Exercise brief: Copy the data word for word, keeping every line.

::::::::::

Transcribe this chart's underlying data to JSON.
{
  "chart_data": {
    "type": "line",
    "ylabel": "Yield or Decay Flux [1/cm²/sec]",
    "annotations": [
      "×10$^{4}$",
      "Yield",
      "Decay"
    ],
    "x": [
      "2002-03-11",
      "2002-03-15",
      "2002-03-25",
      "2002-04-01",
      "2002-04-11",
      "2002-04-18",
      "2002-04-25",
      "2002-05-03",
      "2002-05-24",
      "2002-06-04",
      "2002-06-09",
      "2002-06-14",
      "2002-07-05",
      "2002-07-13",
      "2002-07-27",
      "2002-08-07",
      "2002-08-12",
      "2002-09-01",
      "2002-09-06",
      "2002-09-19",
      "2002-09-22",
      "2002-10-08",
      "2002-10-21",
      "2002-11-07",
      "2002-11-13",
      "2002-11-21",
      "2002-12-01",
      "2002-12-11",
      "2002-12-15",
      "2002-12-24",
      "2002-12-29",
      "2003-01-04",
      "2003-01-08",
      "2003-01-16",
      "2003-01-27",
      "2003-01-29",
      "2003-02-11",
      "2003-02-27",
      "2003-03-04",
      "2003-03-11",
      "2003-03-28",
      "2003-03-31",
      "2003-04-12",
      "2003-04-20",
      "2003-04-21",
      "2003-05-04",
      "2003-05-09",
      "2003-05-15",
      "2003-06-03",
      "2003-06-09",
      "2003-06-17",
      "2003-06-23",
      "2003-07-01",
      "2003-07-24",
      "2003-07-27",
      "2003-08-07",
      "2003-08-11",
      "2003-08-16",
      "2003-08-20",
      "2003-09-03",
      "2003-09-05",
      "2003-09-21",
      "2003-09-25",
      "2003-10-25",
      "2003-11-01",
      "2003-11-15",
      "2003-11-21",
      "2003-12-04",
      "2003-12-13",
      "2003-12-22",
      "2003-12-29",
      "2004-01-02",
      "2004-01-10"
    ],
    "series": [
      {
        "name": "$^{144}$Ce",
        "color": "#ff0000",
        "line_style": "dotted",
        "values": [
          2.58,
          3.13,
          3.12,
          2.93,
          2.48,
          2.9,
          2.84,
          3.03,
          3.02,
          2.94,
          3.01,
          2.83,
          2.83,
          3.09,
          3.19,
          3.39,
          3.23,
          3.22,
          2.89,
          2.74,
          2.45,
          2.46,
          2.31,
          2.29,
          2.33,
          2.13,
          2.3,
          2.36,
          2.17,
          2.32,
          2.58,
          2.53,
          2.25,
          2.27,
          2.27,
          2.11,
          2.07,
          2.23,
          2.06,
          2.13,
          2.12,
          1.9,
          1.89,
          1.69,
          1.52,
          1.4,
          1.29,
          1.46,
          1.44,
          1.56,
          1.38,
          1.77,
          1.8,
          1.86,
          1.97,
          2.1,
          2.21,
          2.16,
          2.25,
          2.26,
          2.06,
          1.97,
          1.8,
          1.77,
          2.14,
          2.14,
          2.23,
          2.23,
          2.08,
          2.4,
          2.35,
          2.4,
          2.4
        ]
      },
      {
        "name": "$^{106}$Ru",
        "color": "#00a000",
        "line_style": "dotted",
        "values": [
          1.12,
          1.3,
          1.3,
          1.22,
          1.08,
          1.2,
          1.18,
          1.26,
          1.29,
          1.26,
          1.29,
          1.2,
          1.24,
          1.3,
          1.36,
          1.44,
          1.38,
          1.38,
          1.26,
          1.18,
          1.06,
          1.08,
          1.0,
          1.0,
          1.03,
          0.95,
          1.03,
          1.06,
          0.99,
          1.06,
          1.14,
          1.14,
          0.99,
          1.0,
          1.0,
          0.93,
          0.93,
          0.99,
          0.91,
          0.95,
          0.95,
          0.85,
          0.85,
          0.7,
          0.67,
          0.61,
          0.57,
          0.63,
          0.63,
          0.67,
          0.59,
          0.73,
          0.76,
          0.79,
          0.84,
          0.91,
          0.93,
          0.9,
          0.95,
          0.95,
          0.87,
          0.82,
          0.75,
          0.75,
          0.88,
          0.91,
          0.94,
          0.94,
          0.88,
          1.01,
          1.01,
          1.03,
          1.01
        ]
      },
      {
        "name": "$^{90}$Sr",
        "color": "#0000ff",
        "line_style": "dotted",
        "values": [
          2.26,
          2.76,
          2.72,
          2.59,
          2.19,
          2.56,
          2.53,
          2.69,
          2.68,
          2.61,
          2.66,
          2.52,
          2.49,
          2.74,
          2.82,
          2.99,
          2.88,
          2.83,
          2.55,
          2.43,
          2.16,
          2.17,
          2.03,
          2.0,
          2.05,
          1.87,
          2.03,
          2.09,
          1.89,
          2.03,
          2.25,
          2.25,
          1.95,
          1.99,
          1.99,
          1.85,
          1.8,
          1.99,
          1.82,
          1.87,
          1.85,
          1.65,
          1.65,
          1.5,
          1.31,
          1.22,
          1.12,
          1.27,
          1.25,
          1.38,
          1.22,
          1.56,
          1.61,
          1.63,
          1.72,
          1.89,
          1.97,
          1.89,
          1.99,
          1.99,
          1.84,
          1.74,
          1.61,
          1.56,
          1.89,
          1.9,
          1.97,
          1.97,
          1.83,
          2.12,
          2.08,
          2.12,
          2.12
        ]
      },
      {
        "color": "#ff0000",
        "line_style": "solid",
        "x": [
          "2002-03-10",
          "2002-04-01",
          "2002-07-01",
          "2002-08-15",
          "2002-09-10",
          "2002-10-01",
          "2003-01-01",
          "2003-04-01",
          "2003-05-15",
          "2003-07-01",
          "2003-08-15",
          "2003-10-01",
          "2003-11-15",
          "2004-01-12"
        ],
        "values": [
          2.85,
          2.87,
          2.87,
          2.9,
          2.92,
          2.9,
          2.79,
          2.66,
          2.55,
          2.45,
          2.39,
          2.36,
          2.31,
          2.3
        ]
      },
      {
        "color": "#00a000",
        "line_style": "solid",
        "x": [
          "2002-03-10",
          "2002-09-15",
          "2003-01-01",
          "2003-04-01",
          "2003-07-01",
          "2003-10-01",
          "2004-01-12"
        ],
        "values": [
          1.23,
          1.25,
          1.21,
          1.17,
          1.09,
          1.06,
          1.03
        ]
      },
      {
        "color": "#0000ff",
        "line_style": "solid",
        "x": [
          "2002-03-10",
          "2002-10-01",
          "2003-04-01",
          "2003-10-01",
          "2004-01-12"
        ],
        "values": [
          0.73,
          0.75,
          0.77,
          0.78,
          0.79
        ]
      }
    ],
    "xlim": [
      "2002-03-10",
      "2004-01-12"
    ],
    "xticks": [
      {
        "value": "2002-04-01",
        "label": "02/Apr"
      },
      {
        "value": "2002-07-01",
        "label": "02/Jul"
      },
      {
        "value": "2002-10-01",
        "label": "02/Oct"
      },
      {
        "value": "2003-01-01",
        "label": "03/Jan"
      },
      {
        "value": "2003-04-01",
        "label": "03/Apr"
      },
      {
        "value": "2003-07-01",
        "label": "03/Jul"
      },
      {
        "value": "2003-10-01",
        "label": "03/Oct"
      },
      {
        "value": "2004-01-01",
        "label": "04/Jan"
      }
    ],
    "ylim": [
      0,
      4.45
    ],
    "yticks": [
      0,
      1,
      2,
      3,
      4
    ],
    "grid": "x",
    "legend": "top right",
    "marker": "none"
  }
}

::::::::::

Exercise answer:
Transcribe this chart's underlying data to JSON.
{
  "chart_data": {
    "type": "line",
    "ylabel": "Yield or Decay Flux [1/cm²/sec]",
    "annotations": [
      "×10$^{4}$",
      "Yield",
      "Decay"
    ],
    "x": [
      "2002-03-11",
      "2002-03-15",
      "2002-03-25",
      "2002-04-01",
      "2002-04-11",
      "2002-04-18",
      "2002-04-25",
      "2002-05-03",
      "2002-05-24",
      "2002-06-04",
      "2002-06-09",
      "2002-06-14",
      "2002-07-05",
      "2002-07-13",
      "2002-07-27",
      "2002-08-07",
      "2002-08-12",
      "2002-09-01",
      "2002-09-06",
      "2002-09-19",
      "2002-09-22",
      "2002-10-08",
      "2002-10-21",
      "2002-11-07",
      "2002-11-13",
      "2002-11-21",
      "2002-12-01",
      "2002-12-11",
      "2002-12-15",
      "2002-12-24",
      "2002-12-29",
      "2003-01-04",
      "2003-01-08",
      "2003-01-16",
      "2003-01-27",
      "2003-01-29",
      "2003-02-11",
      "2003-02-27",
      "2003-03-04",
      "2003-03-11",
      "2003-03-28",
      "2003-03-31",
      "2003-04-12",
      "2003-04-20",
      "2003-04-21",
      "2003-05-04",
      "2003-05-09",
      "2003-05-15",
      "2003-06-03",
      "2003-06-09",
      "2003-06-17",
      "2003-06-23",
      "2003-07-01",
      "2003-07-24",
      "2003-07-27",
      "2003-08-07",
      "2003-08-11",
      "2003-08-16",
      "2003-08-20",
      "2003-09-03",
      "2003-09-05",
      "2003-09-21",
      "2003-09-25",
      "2003-10-25",
      "2003-11-01",
      "2003-11-15",
      "2003-11-21",
      "2003-12-04",
      "2003-12-13",
      "2003-12-22",
      "2003-12-29",
      "2004-01-02",
      "2004-01-10"
    ],
    "series": [
      {
        "name": "$^{144}$Ce",
        "color": "#ff0000",
        "line_style": "dotted",
        "values": [
          2.58,
          3.13,
          3.12,
          2.93,
          2.48,
          2.9,
          2.84,
          3.03,
          3.02,
          2.94,
          3.01,
          2.83,
          2.83,
          3.09,
          3.19,
          3.39,
          3.23,
          3.22,
          2.89,
          2.74,
          2.45,
          2.46,
          2.31,
          2.29,
          2.33,
          2.13,
          2.3,
          2.36,
          2.17,
          2.32,
          2.58,
          2.53,
          2.25,
          2.27,
          2.27,
          2.11,
          2.07,
          2.23,
          2.06,
          2.13,
          2.12,
          1.9,
          1.89,
          1.69,
          1.52,
          1.4,
          1.29,
          1.46,
          1.44,
          1.56,
          1.38,
          1.77,
          1.8,
          1.86,
          1.97,
          2.1,
          2.21,
          2.16,
          2.25,
          2.26,
          2.06,
          1.97,
          1.8,
          1.77,
          2.14,
          2.14,
          2.23,
          2.23,
          2.08,
          2.4,
          2.35,
          2.4,
          2.4
        ]
      },
      {
        "name": "$^{106}$Ru",
        "color": "#00a000",
        "line_style": "dotted",
        "values": [
          1.12,
          1.3,
          1.3,
          1.22,
          1.08,
          1.2,
          1.18,
          1.26,
          1.29,
          1.26,
          1.29,
          1.2,
          1.24,
          1.3,
          1.36,
          1.44,
          1.38,
          1.38,
          1.26,
          1.18,
          1.06,
          1.08,
          1.0,
          1.0,
          1.03,
          0.95,
          1.03,
          1.06,
          0.99,
          1.06,
          1.14,
          1.14,
          0.99,
          1.0,
          1.0,
          0.93,
          0.93,
          0.99,
          0.91,
          0.95,
          0.95,
          0.85,
          0.85,
          0.7,
          0.67,
          0.61,
          0.57,
          0.63,
          0.63,
          0.67,
          0.59,
          0.73,
          0.76,
          0.79,
          0.84,
          0.91,
          0.93,
          0.9,
          0.95,
          0.95,
          0.87,
          0.82,
          0.75,
          0.75,
          0.88,
          0.91,
          0.94,
          0.94,
          0.88,
          1.01,
          1.01,
          1.03,
          1.01
        ]
      },
      {
        "name": "$^{90}$Sr",
        "color": "#0000ff",
        "line_style": "dotted",
        "values": [
          2.26,
          2.76,
          2.72,
          2.59,
          2.19,
          2.56,
          2.53,
          2.69,
          2.68,
          2.61,
          2.66,
          2.52,
          2.49,
          2.74,
          2.82,
          2.99,
          2.88,
          2.83,
          2.55,
          2.43,
          2.16,
          2.17,
          2.03,
          2.0,
          2.05,
          1.87,
          2.03,
          2.09,
          1.89,
          2.03,
          2.25,
          2.25,
          1.95,
          1.99,
          1.99,
          1.85,
          1.8,
          1.99,
          1.82,
          1.87,
          1.85,
          1.65,
          1.65,
          1.5,
          1.31,
          1.22,
          1.12,
          1.27,
          1.25,
          1.38,
          1.22,
          1.56,
          1.61,
          1.63,
          1.72,
          1.89,
          1.97,
          1.89,
          1.99,
          1.99,
          1.84,
          1.74,
          1.61,
          1.56,
          1.89,
          1.9,
          1.97,
          1.97,
          1.83,
          2.12,
          2.08,
          2.12,
          2.12
        ]
      },
      {
        "color": "#ff0000",
        "line_style": "solid",
        "x": [
          "2002-03-10",
          "2002-04-01",
          "2002-07-01",
          "2002-08-15",
          "2002-09-10",
          "2002-10-01",
          "2003-01-01",
          "2003-04-01",
          "2003-05-15",
          "2003-07-01",
          "2003-08-15",
          "2003-10-01",
          "2003-11-15",
          "2004-01-12"
        ],
        "values": [
          2.85,
          2.87,
          2.87,
          2.9,
          2.92,
          2.9,
          2.79,
          2.66,
          2.55,
          2.45,
          2.39,
          2.36,
          2.31,
          2.3
        ]
      },
      {
        "color": "#00a000",
        "line_style": "solid",
        "x": [
          "2002-03-10",
          "2002-09-15",
          "2003-01-01",
          "2003-04-01",
          "2003-07-01",
          "2003-10-01",
          "2004-01-12"
        ],
        "values": [
          1.23,
          1.25,
          1.21,
          1.17,
          1.09,
          1.06,
          1.03
        ]
      },
      {
        "color": "#0000ff",
        "line_style": "solid",
        "x": [
          "2002-03-10",
          "2002-10-01",
          "2003-04-01",
          "2003-10-01",
          "2004-01-12"
        ],
        "values": [
          0.73,
          0.75,
          0.77,
          0.78,
          0.79
        ]
      }
    ],
    "xlim": [
      "2002-03-10",
      "2004-01-12"
    ],
    "xticks": [
      {
        "value": "2002-04-01",
        "label": "02/Apr"
      },
      {
        "value": "2002-07-01",
        "label": "02/Jul"
      },
      {
        "value": "2002-10-01",
        "label": "02/Oct"
      },
      {
        "value": "2003-01-01",
        "label": "03/Jan"
      },
      {
        "value": "2003-04-01",
        "label": "03/Apr"
      },
      {
        "value": "2003-07-01",
        "label": "03/Jul"
      },
      {
        "value": "2003-10-01",
        "label": "03/Oct"
      },
      {
        "value": "2004-01-01",
        "label": "04/Jan"
      }
    ],
    "ylim": [
      0,
      4.45
    ],
    "yticks": [
      0,
      1,
      2,
      3,
      4
    ],
    "grid": "x",
    "legend": "top right",
    "marker": "none"
  }
}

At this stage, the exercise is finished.